*** PROVIDED MATERIAL ***

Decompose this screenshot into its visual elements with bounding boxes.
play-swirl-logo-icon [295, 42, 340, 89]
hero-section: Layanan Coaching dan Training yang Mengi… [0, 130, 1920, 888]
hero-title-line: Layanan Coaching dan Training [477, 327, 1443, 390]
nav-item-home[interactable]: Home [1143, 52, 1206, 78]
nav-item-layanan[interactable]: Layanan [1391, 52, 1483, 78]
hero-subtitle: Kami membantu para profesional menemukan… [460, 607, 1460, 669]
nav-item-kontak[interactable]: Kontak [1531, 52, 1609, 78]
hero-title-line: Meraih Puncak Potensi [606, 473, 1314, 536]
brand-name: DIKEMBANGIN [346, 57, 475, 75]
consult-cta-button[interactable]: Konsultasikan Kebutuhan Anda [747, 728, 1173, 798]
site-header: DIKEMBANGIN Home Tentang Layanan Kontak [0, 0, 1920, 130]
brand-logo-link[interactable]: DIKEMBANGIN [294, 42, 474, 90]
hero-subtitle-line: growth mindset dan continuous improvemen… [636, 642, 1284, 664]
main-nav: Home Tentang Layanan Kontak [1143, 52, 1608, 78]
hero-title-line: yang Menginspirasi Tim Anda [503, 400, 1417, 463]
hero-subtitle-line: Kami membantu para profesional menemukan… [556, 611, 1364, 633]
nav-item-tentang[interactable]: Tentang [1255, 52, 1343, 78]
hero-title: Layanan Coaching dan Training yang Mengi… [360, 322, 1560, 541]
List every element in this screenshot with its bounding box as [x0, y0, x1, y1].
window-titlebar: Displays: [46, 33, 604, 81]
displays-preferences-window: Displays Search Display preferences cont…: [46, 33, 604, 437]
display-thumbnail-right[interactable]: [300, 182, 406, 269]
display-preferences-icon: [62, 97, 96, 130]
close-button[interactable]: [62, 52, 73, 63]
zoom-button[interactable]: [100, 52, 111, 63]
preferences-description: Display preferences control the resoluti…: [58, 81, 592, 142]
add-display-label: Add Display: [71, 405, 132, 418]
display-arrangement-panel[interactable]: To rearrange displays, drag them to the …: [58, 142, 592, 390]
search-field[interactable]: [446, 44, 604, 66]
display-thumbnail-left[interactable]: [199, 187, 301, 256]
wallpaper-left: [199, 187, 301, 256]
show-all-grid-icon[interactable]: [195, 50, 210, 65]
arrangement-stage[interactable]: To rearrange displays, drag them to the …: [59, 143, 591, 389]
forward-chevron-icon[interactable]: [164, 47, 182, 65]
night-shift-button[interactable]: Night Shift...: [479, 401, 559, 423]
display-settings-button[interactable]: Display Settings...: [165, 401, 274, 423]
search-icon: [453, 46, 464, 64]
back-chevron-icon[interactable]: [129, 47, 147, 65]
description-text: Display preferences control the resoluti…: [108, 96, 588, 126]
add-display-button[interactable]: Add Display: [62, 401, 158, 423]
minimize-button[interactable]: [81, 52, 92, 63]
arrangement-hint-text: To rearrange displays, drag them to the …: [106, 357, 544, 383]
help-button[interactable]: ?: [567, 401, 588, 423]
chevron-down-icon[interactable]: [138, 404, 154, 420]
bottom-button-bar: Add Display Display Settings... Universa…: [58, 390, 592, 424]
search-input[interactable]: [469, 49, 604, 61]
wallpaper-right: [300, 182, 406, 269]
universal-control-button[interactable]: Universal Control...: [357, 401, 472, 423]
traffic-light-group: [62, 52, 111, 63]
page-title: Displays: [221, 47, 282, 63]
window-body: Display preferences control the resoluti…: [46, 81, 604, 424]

***

EXERCISE PROMPT: Reproduce the data verbatim, from its first line through the line containing "window-titlebar: Displays: [46, 33, 604, 81]", including both of those lines.

WRITTEN RESPONSE:
Decompose this screenshot into its visual elements with bounding boxes.
play-swirl-logo-icon [295, 42, 340, 89]
hero-section: Layanan Coaching dan Training yang Mengi… [0, 130, 1920, 888]
hero-title-line: Layanan Coaching dan Training [477, 327, 1443, 390]
nav-item-home[interactable]: Home [1143, 52, 1206, 78]
nav-item-layanan[interactable]: Layanan [1391, 52, 1483, 78]
hero-subtitle: Kami membantu para profesional menemukan… [460, 607, 1460, 669]
nav-item-kontak[interactable]: Kontak [1531, 52, 1609, 78]
hero-title-line: Meraih Puncak Potensi [606, 473, 1314, 536]
brand-name: DIKEMBANGIN [346, 57, 475, 75]
consult-cta-button[interactable]: Konsultasikan Kebutuhan Anda [747, 728, 1173, 798]
site-header: DIKEMBANGIN Home Tentang Layanan Kontak [0, 0, 1920, 130]
brand-logo-link[interactable]: DIKEMBANGIN [294, 42, 474, 90]
hero-subtitle-line: growth mindset dan continuous improvemen… [636, 642, 1284, 664]
main-nav: Home Tentang Layanan Kontak [1143, 52, 1608, 78]
hero-title-line: yang Menginspirasi Tim Anda [503, 400, 1417, 463]
hero-subtitle-line: Kami membantu para profesional menemukan… [556, 611, 1364, 633]
nav-item-tentang[interactable]: Tentang [1255, 52, 1343, 78]
hero-title: Layanan Coaching dan Training yang Mengi… [360, 322, 1560, 541]
List every element in this screenshot with its bounding box as [x0, y0, x1, y1].
window-titlebar: Displays: [46, 33, 604, 81]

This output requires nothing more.